**WHAT IS ASKED**
Wherever the word "Magnetic" turns up in a line of the entries, copy that line.

************

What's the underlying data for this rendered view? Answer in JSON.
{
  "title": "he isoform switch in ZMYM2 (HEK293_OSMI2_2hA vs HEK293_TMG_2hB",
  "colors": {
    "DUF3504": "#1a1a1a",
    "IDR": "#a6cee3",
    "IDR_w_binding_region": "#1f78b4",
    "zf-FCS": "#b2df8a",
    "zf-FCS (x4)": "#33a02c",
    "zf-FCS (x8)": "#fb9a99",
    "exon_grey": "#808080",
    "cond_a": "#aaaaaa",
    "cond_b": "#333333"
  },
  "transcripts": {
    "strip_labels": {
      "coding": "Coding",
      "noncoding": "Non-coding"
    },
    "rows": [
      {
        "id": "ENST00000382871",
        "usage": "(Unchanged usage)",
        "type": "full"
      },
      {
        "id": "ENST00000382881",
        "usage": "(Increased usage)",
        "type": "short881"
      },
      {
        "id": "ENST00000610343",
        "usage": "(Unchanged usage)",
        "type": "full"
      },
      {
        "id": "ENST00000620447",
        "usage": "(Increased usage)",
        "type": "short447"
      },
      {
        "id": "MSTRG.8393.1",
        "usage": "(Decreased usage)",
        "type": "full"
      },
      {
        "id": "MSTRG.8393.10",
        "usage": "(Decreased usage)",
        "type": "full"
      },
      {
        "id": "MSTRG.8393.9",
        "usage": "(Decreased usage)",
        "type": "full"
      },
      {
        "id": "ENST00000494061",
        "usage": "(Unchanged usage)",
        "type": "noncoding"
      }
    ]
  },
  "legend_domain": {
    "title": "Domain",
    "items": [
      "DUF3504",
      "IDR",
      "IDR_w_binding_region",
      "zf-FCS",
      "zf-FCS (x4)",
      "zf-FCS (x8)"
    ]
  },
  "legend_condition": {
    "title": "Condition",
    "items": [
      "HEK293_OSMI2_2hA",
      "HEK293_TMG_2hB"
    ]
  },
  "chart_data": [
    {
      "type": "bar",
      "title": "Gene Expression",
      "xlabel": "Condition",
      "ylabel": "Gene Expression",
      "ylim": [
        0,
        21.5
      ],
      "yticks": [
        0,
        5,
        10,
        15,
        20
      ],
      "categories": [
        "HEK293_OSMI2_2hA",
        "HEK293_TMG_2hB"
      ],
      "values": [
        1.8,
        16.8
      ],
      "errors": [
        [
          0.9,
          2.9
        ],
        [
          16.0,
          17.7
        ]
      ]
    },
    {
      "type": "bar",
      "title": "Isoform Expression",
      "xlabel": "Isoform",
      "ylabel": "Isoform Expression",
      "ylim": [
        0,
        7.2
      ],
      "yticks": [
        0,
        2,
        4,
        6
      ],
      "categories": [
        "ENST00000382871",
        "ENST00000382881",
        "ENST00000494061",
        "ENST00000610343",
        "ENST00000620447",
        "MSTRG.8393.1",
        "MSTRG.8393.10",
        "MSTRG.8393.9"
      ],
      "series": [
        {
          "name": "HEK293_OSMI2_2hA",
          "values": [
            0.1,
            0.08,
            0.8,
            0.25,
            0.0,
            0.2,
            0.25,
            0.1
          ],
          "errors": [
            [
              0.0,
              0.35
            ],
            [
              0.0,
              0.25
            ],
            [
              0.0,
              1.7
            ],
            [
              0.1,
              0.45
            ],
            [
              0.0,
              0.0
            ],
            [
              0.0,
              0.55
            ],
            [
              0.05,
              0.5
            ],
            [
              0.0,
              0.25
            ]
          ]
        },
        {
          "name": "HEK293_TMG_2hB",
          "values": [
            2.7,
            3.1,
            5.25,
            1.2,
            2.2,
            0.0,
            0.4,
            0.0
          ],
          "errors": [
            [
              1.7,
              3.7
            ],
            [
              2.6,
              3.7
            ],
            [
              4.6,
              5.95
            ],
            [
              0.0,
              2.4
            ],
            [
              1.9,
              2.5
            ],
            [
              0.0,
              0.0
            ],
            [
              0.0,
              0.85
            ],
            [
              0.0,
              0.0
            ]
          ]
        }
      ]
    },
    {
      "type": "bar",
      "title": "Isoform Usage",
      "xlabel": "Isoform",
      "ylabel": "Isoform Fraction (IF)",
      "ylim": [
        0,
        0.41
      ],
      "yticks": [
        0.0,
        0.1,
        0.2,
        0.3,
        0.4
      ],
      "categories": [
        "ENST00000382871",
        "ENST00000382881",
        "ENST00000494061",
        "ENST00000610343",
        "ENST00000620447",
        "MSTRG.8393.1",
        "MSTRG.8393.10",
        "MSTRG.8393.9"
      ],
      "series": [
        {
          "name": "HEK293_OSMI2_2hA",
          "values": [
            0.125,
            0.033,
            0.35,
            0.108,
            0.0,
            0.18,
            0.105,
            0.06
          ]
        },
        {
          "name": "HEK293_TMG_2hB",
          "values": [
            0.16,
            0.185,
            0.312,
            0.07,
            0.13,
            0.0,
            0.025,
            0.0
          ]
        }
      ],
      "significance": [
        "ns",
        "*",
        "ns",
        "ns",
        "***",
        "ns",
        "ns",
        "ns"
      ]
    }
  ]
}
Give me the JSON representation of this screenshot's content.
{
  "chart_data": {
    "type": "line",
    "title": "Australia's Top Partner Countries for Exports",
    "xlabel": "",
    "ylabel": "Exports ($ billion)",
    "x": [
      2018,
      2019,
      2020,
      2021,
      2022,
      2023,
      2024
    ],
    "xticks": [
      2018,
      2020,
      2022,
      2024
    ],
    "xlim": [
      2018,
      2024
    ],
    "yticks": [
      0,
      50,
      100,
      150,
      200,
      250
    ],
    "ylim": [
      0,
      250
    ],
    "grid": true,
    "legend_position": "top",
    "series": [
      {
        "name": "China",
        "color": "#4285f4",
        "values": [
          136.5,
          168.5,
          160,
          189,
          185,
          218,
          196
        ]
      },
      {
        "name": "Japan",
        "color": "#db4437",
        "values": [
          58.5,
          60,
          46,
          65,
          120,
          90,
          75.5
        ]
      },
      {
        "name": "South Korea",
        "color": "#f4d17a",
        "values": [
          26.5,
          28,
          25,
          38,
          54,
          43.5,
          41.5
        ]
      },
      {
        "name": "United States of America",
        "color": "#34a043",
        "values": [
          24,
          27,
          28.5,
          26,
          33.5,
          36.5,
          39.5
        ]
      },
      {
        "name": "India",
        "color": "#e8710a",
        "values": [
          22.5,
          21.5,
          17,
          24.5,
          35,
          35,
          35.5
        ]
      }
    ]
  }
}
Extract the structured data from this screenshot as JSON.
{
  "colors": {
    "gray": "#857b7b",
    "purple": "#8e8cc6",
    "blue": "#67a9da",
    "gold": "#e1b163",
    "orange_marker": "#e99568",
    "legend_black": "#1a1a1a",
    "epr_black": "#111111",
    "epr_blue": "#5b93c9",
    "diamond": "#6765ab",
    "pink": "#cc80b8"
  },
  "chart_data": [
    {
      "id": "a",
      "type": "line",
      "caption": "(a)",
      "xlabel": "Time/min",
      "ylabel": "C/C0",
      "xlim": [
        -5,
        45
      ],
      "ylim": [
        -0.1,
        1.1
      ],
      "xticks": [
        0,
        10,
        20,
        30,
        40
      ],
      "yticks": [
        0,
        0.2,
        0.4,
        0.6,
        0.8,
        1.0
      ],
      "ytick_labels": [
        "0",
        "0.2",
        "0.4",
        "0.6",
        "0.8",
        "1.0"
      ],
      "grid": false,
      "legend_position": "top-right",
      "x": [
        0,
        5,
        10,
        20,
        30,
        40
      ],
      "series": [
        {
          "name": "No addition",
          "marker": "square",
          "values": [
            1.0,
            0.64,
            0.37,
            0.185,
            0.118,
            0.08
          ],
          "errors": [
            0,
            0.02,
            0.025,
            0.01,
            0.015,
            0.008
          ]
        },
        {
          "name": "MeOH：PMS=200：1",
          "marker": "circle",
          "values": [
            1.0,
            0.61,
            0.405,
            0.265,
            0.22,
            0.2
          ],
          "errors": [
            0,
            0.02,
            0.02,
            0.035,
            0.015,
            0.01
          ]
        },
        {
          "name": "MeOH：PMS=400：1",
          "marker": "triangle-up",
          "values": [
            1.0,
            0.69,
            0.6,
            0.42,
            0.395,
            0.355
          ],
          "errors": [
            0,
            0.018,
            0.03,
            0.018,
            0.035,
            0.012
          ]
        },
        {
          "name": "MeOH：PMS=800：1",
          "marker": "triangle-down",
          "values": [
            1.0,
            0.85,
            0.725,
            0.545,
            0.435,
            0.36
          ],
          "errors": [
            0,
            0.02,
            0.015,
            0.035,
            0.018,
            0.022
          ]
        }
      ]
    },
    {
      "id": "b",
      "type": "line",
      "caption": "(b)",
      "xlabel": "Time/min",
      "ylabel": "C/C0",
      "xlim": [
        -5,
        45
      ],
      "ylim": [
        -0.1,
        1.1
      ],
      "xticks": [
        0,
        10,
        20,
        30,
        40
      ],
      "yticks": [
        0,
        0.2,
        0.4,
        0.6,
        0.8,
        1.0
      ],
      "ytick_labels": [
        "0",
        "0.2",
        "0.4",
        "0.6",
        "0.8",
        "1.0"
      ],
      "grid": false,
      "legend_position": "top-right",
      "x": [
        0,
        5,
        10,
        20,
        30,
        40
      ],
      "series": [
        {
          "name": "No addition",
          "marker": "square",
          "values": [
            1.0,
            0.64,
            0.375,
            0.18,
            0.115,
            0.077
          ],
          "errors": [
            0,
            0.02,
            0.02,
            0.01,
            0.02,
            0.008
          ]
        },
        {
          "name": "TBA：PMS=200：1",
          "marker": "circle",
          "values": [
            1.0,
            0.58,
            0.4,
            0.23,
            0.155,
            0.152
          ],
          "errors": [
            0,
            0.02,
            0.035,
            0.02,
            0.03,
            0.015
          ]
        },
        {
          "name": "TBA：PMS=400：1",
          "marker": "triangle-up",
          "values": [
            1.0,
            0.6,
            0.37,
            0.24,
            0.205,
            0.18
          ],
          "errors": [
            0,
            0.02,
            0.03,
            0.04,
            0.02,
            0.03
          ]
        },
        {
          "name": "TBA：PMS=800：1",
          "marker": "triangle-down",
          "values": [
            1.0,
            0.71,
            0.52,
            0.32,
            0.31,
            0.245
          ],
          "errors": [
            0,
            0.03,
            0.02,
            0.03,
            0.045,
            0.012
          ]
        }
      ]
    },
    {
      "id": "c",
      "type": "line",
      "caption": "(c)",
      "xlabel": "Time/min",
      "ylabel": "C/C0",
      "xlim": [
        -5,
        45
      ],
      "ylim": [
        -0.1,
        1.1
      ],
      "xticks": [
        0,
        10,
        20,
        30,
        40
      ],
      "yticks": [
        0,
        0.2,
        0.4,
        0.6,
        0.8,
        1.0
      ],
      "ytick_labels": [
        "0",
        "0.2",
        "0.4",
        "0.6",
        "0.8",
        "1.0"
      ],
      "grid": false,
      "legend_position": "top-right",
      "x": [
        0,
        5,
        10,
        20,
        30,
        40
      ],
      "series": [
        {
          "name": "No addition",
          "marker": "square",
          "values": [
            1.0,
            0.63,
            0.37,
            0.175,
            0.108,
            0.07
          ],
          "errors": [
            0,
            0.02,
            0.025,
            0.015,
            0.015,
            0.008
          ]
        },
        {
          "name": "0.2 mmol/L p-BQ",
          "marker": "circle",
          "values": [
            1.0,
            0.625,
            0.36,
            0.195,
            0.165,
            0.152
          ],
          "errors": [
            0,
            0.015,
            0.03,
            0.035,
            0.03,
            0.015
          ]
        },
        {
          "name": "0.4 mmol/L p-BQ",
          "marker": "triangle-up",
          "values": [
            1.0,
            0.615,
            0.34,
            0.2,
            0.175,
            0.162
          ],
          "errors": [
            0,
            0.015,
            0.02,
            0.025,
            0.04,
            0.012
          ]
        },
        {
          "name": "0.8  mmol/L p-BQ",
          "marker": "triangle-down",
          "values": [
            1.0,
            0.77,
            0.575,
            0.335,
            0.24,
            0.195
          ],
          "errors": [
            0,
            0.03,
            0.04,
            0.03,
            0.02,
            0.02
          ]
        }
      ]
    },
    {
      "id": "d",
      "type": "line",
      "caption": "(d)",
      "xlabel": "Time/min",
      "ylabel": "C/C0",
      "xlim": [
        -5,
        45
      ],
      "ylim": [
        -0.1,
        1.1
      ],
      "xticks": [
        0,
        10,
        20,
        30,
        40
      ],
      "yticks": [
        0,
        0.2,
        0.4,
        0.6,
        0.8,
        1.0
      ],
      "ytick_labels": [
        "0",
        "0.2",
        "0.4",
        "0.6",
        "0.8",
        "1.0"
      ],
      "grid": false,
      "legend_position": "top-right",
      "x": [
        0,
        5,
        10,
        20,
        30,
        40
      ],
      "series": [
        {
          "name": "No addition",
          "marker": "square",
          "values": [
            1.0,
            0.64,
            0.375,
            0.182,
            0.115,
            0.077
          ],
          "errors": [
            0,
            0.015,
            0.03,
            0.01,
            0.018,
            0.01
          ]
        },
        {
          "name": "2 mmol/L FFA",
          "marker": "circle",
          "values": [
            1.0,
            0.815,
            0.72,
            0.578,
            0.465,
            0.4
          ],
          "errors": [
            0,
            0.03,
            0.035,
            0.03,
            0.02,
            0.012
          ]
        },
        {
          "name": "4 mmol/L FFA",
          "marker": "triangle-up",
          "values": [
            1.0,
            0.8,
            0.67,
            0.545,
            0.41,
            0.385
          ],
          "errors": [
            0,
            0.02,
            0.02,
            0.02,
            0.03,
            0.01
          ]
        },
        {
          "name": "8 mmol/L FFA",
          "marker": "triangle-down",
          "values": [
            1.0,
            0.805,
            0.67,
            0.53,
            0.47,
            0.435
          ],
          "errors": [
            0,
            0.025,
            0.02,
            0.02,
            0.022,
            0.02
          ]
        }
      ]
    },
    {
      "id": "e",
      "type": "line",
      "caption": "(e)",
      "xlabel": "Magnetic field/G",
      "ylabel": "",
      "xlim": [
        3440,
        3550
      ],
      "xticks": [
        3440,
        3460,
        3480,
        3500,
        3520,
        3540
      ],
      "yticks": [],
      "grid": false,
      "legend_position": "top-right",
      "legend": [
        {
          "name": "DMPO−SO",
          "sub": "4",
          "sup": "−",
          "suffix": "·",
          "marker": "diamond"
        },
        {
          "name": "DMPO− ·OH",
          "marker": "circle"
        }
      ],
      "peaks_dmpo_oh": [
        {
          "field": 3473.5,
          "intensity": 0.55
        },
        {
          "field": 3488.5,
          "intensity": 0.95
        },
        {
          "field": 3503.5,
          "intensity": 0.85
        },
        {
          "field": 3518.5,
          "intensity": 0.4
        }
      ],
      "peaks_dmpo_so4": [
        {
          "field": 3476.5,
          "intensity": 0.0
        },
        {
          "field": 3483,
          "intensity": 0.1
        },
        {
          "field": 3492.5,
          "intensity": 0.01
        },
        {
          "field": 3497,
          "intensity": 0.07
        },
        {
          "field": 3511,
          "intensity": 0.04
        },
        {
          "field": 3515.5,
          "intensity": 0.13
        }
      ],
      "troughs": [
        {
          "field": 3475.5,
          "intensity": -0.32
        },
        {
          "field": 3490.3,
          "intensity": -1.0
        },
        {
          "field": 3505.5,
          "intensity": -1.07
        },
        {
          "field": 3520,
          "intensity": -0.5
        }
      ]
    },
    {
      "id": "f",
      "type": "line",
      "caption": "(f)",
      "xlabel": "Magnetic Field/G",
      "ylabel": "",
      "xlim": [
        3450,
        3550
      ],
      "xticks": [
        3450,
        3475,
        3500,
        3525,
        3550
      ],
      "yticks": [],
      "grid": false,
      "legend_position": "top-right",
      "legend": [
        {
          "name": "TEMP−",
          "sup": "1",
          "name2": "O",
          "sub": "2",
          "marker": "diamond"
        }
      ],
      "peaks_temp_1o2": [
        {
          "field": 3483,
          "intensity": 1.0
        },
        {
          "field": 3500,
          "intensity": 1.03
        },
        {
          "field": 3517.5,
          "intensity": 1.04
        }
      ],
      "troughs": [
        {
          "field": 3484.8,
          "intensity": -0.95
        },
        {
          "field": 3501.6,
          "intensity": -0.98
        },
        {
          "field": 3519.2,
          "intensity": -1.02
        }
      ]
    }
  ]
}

************

**OUTPUT FOR THIS EXERCISE**
      "xlabel": "Magnetic field/G",
      "xlabel": "Magnetic Field/G",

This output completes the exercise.